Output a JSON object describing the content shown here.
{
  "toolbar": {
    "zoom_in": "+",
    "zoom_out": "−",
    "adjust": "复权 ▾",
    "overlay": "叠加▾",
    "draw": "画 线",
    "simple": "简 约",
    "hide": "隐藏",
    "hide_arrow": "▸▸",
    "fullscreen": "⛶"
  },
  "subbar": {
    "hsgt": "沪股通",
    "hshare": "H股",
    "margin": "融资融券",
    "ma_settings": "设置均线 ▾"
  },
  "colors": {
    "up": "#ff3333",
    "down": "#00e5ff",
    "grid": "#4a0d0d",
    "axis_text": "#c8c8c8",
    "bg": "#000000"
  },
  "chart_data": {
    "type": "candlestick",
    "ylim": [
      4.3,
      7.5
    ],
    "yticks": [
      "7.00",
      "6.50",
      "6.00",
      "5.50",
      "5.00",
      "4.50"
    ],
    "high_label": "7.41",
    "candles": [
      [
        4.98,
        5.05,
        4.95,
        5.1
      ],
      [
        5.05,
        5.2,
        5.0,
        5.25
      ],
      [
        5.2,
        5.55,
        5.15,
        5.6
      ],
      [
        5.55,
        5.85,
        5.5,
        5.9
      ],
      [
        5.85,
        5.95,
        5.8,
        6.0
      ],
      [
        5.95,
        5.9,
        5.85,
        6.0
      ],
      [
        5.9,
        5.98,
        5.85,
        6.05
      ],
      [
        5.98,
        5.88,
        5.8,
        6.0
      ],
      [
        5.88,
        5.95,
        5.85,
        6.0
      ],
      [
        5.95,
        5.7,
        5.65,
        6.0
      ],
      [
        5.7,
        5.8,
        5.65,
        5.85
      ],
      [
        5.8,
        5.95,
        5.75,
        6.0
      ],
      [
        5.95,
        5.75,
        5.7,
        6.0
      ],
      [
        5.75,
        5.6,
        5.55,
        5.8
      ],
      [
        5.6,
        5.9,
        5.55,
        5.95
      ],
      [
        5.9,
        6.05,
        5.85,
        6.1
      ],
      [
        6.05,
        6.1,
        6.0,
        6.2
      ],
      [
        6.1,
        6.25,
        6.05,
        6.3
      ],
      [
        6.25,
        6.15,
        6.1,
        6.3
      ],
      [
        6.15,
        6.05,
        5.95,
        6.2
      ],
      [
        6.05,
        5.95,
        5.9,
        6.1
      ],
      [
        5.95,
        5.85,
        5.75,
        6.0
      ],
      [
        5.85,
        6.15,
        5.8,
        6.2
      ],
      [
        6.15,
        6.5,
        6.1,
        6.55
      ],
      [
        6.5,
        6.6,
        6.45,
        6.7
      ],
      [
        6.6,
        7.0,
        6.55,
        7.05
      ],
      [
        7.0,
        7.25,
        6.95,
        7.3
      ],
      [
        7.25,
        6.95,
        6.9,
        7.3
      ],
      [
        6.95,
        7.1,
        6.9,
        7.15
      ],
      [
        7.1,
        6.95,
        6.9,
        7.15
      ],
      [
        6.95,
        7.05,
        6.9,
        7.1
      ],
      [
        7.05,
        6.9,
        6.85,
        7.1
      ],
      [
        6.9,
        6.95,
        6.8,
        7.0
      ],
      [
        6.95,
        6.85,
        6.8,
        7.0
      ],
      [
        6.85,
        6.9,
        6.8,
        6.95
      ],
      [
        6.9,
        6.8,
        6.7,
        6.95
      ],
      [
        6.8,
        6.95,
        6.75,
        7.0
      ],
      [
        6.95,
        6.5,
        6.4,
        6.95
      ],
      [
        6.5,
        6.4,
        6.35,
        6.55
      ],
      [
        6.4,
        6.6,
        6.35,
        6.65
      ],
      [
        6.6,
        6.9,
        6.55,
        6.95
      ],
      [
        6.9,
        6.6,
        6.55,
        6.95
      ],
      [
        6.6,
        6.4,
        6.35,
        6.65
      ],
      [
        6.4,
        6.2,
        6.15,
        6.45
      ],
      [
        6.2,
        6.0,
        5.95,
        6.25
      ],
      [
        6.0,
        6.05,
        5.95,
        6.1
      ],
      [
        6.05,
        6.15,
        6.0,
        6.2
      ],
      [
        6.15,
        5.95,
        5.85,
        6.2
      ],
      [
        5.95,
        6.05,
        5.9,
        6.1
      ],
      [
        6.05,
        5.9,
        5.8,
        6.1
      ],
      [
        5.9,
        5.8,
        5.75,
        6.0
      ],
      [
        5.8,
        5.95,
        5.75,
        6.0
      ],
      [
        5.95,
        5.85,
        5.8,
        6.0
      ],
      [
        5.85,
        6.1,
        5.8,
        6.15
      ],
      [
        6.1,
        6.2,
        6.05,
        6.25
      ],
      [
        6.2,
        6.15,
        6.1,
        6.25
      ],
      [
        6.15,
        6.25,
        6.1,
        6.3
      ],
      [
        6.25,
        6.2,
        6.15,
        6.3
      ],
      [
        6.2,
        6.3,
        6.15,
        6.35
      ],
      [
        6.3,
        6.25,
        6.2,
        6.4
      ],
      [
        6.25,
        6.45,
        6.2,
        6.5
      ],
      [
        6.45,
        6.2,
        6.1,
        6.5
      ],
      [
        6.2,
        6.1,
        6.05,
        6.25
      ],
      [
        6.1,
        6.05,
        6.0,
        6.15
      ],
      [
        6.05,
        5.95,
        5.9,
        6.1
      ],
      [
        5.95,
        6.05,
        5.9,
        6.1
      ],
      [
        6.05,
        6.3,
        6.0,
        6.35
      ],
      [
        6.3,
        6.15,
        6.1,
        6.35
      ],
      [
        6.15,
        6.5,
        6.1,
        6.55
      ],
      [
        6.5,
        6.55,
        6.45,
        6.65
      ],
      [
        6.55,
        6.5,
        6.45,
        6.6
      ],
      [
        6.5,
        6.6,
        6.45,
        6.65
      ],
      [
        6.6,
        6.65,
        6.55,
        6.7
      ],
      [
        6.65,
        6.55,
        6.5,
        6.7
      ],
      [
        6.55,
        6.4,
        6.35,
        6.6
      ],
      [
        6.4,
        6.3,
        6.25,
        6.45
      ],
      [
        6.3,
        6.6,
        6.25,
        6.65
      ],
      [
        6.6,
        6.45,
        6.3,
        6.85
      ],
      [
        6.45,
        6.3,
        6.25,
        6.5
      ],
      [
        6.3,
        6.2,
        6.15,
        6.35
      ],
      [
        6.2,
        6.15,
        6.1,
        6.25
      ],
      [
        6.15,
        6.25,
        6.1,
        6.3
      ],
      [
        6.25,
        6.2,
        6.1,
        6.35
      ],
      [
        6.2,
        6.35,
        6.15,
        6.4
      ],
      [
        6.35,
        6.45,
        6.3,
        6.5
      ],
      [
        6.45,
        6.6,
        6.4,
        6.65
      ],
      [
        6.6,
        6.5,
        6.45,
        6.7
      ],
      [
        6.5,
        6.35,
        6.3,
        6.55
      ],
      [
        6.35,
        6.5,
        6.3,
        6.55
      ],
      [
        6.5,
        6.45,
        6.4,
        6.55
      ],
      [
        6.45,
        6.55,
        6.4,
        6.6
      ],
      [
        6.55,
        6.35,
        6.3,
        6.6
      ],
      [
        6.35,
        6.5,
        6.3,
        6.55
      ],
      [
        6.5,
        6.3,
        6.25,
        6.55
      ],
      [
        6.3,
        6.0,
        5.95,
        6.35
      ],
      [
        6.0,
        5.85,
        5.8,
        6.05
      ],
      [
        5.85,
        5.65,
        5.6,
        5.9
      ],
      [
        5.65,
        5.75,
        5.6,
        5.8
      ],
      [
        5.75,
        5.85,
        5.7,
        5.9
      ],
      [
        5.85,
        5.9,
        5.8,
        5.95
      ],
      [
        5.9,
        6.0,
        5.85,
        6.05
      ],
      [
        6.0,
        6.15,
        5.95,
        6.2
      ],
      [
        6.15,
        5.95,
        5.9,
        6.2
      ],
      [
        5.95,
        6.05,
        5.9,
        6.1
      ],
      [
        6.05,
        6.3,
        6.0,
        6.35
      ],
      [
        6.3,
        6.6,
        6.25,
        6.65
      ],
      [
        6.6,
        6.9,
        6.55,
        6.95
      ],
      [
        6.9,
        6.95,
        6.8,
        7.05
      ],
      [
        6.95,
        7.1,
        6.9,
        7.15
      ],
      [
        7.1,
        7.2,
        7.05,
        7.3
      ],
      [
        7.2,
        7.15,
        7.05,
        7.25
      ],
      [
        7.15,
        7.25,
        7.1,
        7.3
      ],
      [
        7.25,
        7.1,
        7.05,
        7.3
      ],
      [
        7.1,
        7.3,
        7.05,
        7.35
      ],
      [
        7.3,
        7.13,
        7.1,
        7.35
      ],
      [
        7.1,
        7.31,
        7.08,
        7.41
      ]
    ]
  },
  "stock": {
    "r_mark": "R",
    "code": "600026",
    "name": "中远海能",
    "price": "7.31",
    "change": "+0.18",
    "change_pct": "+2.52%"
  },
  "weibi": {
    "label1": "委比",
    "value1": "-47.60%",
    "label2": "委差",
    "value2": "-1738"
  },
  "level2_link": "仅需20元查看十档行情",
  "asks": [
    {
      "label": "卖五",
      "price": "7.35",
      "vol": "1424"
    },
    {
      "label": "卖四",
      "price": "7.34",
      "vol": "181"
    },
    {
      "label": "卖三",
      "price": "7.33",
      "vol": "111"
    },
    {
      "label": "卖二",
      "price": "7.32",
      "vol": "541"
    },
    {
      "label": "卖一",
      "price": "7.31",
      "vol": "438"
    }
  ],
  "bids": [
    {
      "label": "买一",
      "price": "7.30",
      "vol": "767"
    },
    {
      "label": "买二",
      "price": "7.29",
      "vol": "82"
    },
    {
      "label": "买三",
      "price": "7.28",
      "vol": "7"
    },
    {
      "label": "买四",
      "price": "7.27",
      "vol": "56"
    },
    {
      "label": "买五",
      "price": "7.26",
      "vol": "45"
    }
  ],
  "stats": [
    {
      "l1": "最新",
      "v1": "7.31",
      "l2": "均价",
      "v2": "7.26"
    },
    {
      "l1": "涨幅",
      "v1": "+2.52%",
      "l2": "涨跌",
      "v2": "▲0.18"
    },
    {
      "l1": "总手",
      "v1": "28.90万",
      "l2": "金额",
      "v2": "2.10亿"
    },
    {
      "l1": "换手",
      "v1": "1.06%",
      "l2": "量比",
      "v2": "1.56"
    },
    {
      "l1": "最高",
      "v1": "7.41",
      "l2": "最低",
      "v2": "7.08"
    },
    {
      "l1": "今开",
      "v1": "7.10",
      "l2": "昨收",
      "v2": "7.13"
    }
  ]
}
-*-
Pick out the lines containing the string "price".

▶ [Solution to the exercise]:
    "price": "7.31",
      "price": "7.35",
      "price": "7.34",
      "price": "7.33",
      "price": "7.32",
      "price": "7.31",
      "price": "7.30",
      "price": "7.29",
      "price": "7.28",
      "price": "7.27",
      "price": "7.26",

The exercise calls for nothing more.